▶ [CHALLENGE] Give back the full listing verbatim, apart from its images.
--- start INPUT DATA ---
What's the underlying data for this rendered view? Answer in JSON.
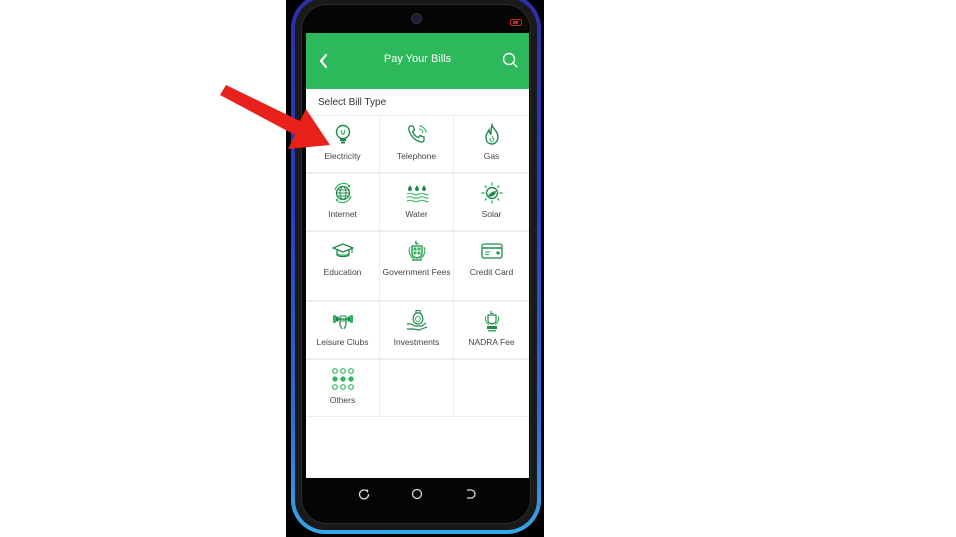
{
  "app": {
    "title": "Pay Your Bills",
    "back_icon": "chevron-left-icon",
    "search_icon": "search-icon"
  },
  "section": {
    "title": "Select Bill Type"
  },
  "bill_types": [
    {
      "label": "Electricity",
      "icon": "lightbulb-icon"
    },
    {
      "label": "Telephone",
      "icon": "phone-icon"
    },
    {
      "label": "Gas",
      "icon": "flame-icon"
    },
    {
      "label": "Internet",
      "icon": "globe-icon"
    },
    {
      "label": "Water",
      "icon": "water-drops-icon"
    },
    {
      "label": "Solar",
      "icon": "sun-icon"
    },
    {
      "label": "Education",
      "icon": "graduation-cap-icon"
    },
    {
      "label": "Government Fees",
      "icon": "government-emblem-icon"
    },
    {
      "label": "Credit Card",
      "icon": "credit-card-icon"
    },
    {
      "label": "Leisure Clubs",
      "icon": "dumbbell-icon"
    },
    {
      "label": "Investments",
      "icon": "money-bag-hand-icon"
    },
    {
      "label": "NADRA Fee",
      "icon": "nadra-emblem-icon"
    },
    {
      "label": "Others",
      "icon": "dots-grid-icon"
    }
  ],
  "colors": {
    "accent": "#2eb85c",
    "icon": "#1f8a4c",
    "annotation_arrow": "#e8211d"
  },
  "system_nav": {
    "recent": "recent-apps-icon",
    "home": "home-icon",
    "back": "back-icon"
  },
  "annotation": {
    "arrow_target": "Electricity"
  }
}
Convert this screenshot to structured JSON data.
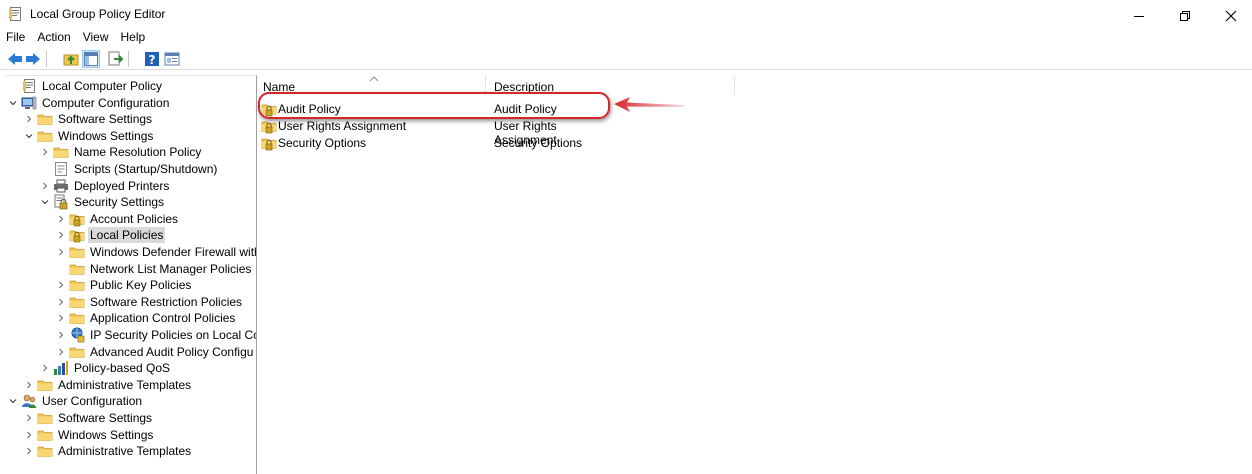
{
  "window": {
    "title": "Local Group Policy Editor",
    "controls": [
      "minimize-icon",
      "restore-icon",
      "close-icon"
    ]
  },
  "menu": [
    "File",
    "Action",
    "View",
    "Help"
  ],
  "toolbar": {
    "icons": [
      "back-arrow-icon",
      "forward-arrow-icon",
      "up-folder-icon",
      "show-hide-tree-icon",
      "export-list-icon",
      "help-icon",
      "properties-icon"
    ]
  },
  "tree": [
    {
      "label": "Local Computer Policy",
      "icon": "policy-doc-icon",
      "level": 0,
      "expand": "none"
    },
    {
      "label": "Computer Configuration",
      "icon": "computer-icon",
      "level": 0,
      "expand": "expanded"
    },
    {
      "label": "Software Settings",
      "icon": "folder-icon",
      "level": 1,
      "expand": "collapsed"
    },
    {
      "label": "Windows Settings",
      "icon": "folder-icon",
      "level": 1,
      "expand": "expanded"
    },
    {
      "label": "Name Resolution Policy",
      "icon": "folder-icon",
      "level": 2,
      "expand": "collapsed"
    },
    {
      "label": "Scripts (Startup/Shutdown)",
      "icon": "script-icon",
      "level": 2,
      "expand": "none"
    },
    {
      "label": "Deployed Printers",
      "icon": "printer-icon",
      "level": 2,
      "expand": "collapsed"
    },
    {
      "label": "Security Settings",
      "icon": "security-settings-icon",
      "level": 2,
      "expand": "expanded"
    },
    {
      "label": "Account Policies",
      "icon": "locked-folder-icon",
      "level": 3,
      "expand": "collapsed"
    },
    {
      "label": "Local Policies",
      "icon": "locked-folder-icon",
      "level": 3,
      "expand": "collapsed",
      "selected": true
    },
    {
      "label": "Windows Defender Firewall with",
      "icon": "folder-icon",
      "level": 3,
      "expand": "collapsed"
    },
    {
      "label": "Network List Manager Policies",
      "icon": "folder-icon",
      "level": 3,
      "expand": "none"
    },
    {
      "label": "Public Key Policies",
      "icon": "folder-icon",
      "level": 3,
      "expand": "collapsed"
    },
    {
      "label": "Software Restriction Policies",
      "icon": "folder-icon",
      "level": 3,
      "expand": "collapsed"
    },
    {
      "label": "Application Control Policies",
      "icon": "folder-icon",
      "level": 3,
      "expand": "collapsed"
    },
    {
      "label": "IP Security Policies on Local Co",
      "icon": "ip-security-icon",
      "level": 3,
      "expand": "collapsed"
    },
    {
      "label": "Advanced Audit Policy Configu",
      "icon": "folder-icon",
      "level": 3,
      "expand": "collapsed"
    },
    {
      "label": "Policy-based QoS",
      "icon": "qos-chart-icon",
      "level": 2,
      "expand": "collapsed"
    },
    {
      "label": "Administrative Templates",
      "icon": "folder-icon",
      "level": 1,
      "expand": "collapsed"
    },
    {
      "label": "User Configuration",
      "icon": "users-icon",
      "level": 0,
      "expand": "expanded"
    },
    {
      "label": "Software Settings",
      "icon": "folder-icon",
      "level": 1,
      "expand": "collapsed"
    },
    {
      "label": "Windows Settings",
      "icon": "folder-icon",
      "level": 1,
      "expand": "collapsed"
    },
    {
      "label": "Administrative Templates",
      "icon": "folder-icon",
      "level": 1,
      "expand": "collapsed"
    }
  ],
  "list": {
    "columns": {
      "name": "Name",
      "description": "Description"
    },
    "rows": [
      {
        "name": "Audit Policy",
        "description": "Audit Policy",
        "icon": "locked-folder-icon"
      },
      {
        "name": "User Rights Assignment",
        "description": "User Rights Assignment",
        "icon": "locked-folder-icon"
      },
      {
        "name": "Security Options",
        "description": "Security Options",
        "icon": "locked-folder-icon"
      }
    ]
  },
  "annotation": {
    "highlighted_row": "Audit Policy",
    "color": "#d6262b",
    "shape": "rounded-rectangle-with-arrow"
  },
  "colors": {
    "folder": "#f3c74f",
    "lock": "#c9a227",
    "selection": "#d9d9d9",
    "annotation": "#d6262b"
  }
}
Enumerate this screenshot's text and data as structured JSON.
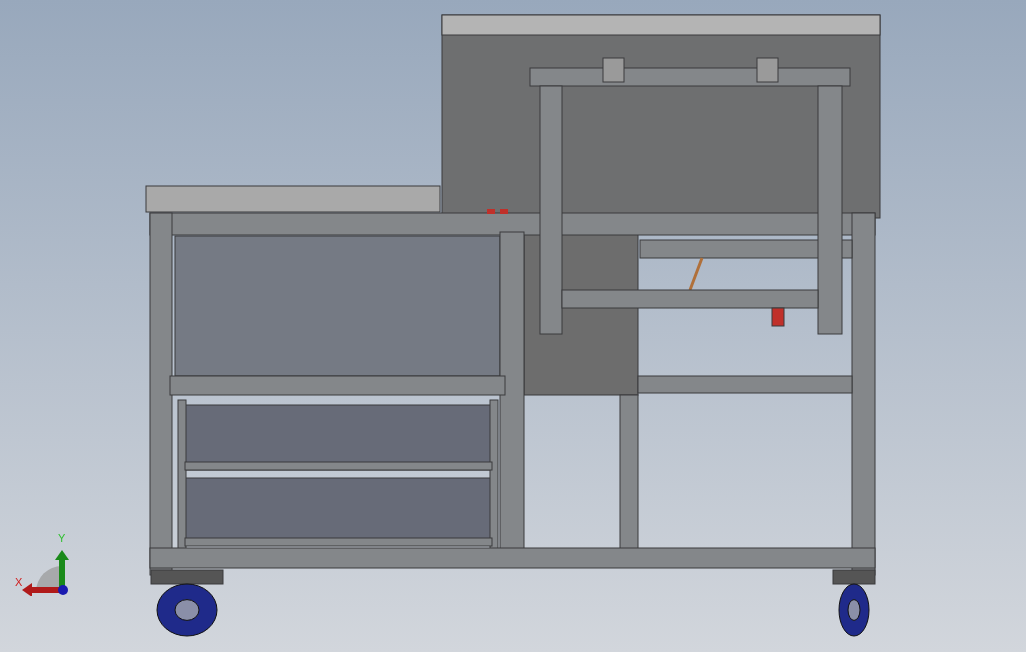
{
  "viewport": {
    "triad": {
      "x_label": "X",
      "y_label": "Y"
    }
  }
}
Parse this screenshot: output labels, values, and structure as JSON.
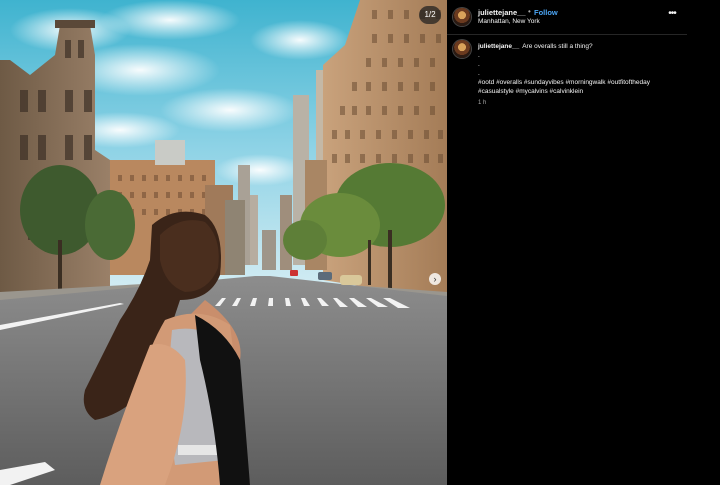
{
  "photo": {
    "counter": "1/2",
    "next_icon": "chevron-right-icon"
  },
  "post": {
    "username": "juliettejane__",
    "separator": "•",
    "follow_label": "Follow",
    "location": "Manhattan, New York",
    "more_icon": "more-horizontal-icon"
  },
  "caption": {
    "username": "juliettejane__",
    "text": "Are overalls still a thing?",
    "dot_lines": [
      ".",
      ".",
      "."
    ],
    "hashtags": "#ootd #overalls #sundayvibes #morningwalk #outfitoftheday #casualstyle #mycalvins #calvinklein",
    "time": "1 h"
  },
  "colors": {
    "background": "#000000",
    "follow_blue": "#4ca6f5",
    "text": "#f5f5f5",
    "muted": "#a8a8a8"
  }
}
--- end INPUT DATA ---
▶ [WRITTEN RESPONSE]
What's the underlying data for this rendered view? Answer in JSON.
{
  "app": {
    "title": "Pay Your Bills",
    "back_icon": "chevron-left-icon",
    "search_icon": "search-icon"
  },
  "section": {
    "title": "Select Bill Type"
  },
  "bill_types": [
    {
      "label": "Electricity",
      "icon": "lightbulb-icon"
    },
    {
      "label": "Telephone",
      "icon": "phone-icon"
    },
    {
      "label": "Gas",
      "icon": "flame-icon"
    },
    {
      "label": "Internet",
      "icon": "globe-icon"
    },
    {
      "label": "Water",
      "icon": "water-drops-icon"
    },
    {
      "label": "Solar",
      "icon": "sun-icon"
    },
    {
      "label": "Education",
      "icon": "graduation-cap-icon"
    },
    {
      "label": "Government Fees",
      "icon": "government-emblem-icon"
    },
    {
      "label": "Credit Card",
      "icon": "credit-card-icon"
    },
    {
      "label": "Leisure Clubs",
      "icon": "dumbbell-icon"
    },
    {
      "label": "Investments",
      "icon": "money-bag-hand-icon"
    },
    {
      "label": "NADRA Fee",
      "icon": "nadra-emblem-icon"
    },
    {
      "label": "Others",
      "icon": "dots-grid-icon"
    }
  ],
  "colors": {
    "accent": "#2eb85c",
    "icon": "#1f8a4c",
    "annotation_arrow": "#e8211d"
  },
  "system_nav": {
    "recent": "recent-apps-icon",
    "home": "home-icon",
    "back": "back-icon"
  },
  "annotation": {
    "arrow_target": "Electricity"
  }
}
Convert this screenshot to structured JSON data.
{
  "window": {
    "title": "Local Group Policy Editor",
    "controls": [
      "minimize-icon",
      "restore-icon",
      "close-icon"
    ]
  },
  "menu": [
    "File",
    "Action",
    "View",
    "Help"
  ],
  "toolbar": {
    "icons": [
      "back-arrow-icon",
      "forward-arrow-icon",
      "up-folder-icon",
      "show-hide-tree-icon",
      "export-list-icon",
      "help-icon",
      "properties-icon"
    ]
  },
  "tree": [
    {
      "label": "Local Computer Policy",
      "icon": "policy-doc-icon",
      "level": 0,
      "expand": "none"
    },
    {
      "label": "Computer Configuration",
      "icon": "computer-icon",
      "level": 0,
      "expand": "expanded"
    },
    {
      "label": "Software Settings",
      "icon": "folder-icon",
      "level": 1,
      "expand": "collapsed"
    },
    {
      "label": "Windows Settings",
      "icon": "folder-icon",
      "level": 1,
      "expand": "expanded"
    },
    {
      "label": "Name Resolution Policy",
      "icon": "folder-icon",
      "level": 2,
      "expand": "collapsed"
    },
    {
      "label": "Scripts (Startup/Shutdown)",
      "icon": "script-icon",
      "level": 2,
      "expand": "none"
    },
    {
      "label": "Deployed Printers",
      "icon": "printer-icon",
      "level": 2,
      "expand": "collapsed"
    },
    {
      "label": "Security Settings",
      "icon": "security-settings-icon",
      "level": 2,
      "expand": "expanded"
    },
    {
      "label": "Account Policies",
      "icon": "locked-folder-icon",
      "level": 3,
      "expand": "collapsed"
    },
    {
      "label": "Local Policies",
      "icon": "locked-folder-icon",
      "level": 3,
      "expand": "collapsed",
      "selected": true
    },
    {
      "label": "Windows Defender Firewall with",
      "icon": "folder-icon",
      "level": 3,
      "expand": "collapsed"
    },
    {
      "label": "Network List Manager Policies",
      "icon": "folder-icon",
      "level": 3,
      "expand": "none"
    },
    {
      "label": "Public Key Policies",
      "icon": "folder-icon",
      "level": 3,
      "expand": "collapsed"
    },
    {
      "label": "Software Restriction Policies",
      "icon": "folder-icon",
      "level": 3,
      "expand": "collapsed"
    },
    {
      "label": "Application Control Policies",
      "icon": "folder-icon",
      "level": 3,
      "expand": "collapsed"
    },
    {
      "label": "IP Security Policies on Local Co",
      "icon": "ip-security-icon",
      "level": 3,
      "expand": "collapsed"
    },
    {
      "label": "Advanced Audit Policy Configu",
      "icon": "folder-icon",
      "level": 3,
      "expand": "collapsed"
    },
    {
      "label": "Policy-based QoS",
      "icon": "qos-chart-icon",
      "level": 2,
      "expand": "collapsed"
    },
    {
      "label": "Administrative Templates",
      "icon": "folder-icon",
      "level": 1,
      "expand": "collapsed"
    },
    {
      "label": "User Configuration",
      "icon": "users-icon",
      "level": 0,
      "expand": "expanded"
    },
    {
      "label": "Software Settings",
      "icon": "folder-icon",
      "level": 1,
      "expand": "collapsed"
    },
    {
      "label": "Windows Settings",
      "icon": "folder-icon",
      "level": 1,
      "expand": "collapsed"
    },
    {
      "label": "Administrative Templates",
      "icon": "folder-icon",
      "level": 1,
      "expand": "collapsed"
    }
  ],
  "list": {
    "columns": {
      "name": "Name",
      "description": "Description"
    },
    "rows": [
      {
        "name": "Audit Policy",
        "description": "Audit Policy",
        "icon": "locked-folder-icon"
      },
      {
        "name": "User Rights Assignment",
        "description": "User Rights Assignment",
        "icon": "locked-folder-icon"
      },
      {
        "name": "Security Options",
        "description": "Security Options",
        "icon": "locked-folder-icon"
      }
    ]
  },
  "annotation": {
    "highlighted_row": "Audit Policy",
    "color": "#d6262b",
    "shape": "rounded-rectangle-with-arrow"
  },
  "colors": {
    "folder": "#f3c74f",
    "lock": "#c9a227",
    "selection": "#d9d9d9",
    "annotation": "#d6262b"
  }
}
Enumerate this screenshot's text and data as structured JSON.
{
  "viewport": {
    "triad": {
      "x_label": "X",
      "y_label": "Y"
    }
  }
}
Parse this screenshot: output labels, values, and structure as JSON.
{
  "photo": {
    "counter": "1/2",
    "next_icon": "chevron-right-icon"
  },
  "post": {
    "username": "juliettejane__",
    "separator": "•",
    "follow_label": "Follow",
    "location": "Manhattan, New York",
    "more_icon": "more-horizontal-icon"
  },
  "caption": {
    "username": "juliettejane__",
    "text": "Are overalls still a thing?",
    "dot_lines": [
      ".",
      ".",
      "."
    ],
    "hashtags": "#ootd #overalls #sundayvibes #morningwalk #outfitoftheday #casualstyle #mycalvins #calvinklein",
    "time": "1 h"
  },
  "colors": {
    "background": "#000000",
    "follow_blue": "#4ca6f5",
    "text": "#f5f5f5",
    "muted": "#a8a8a8"
  }
}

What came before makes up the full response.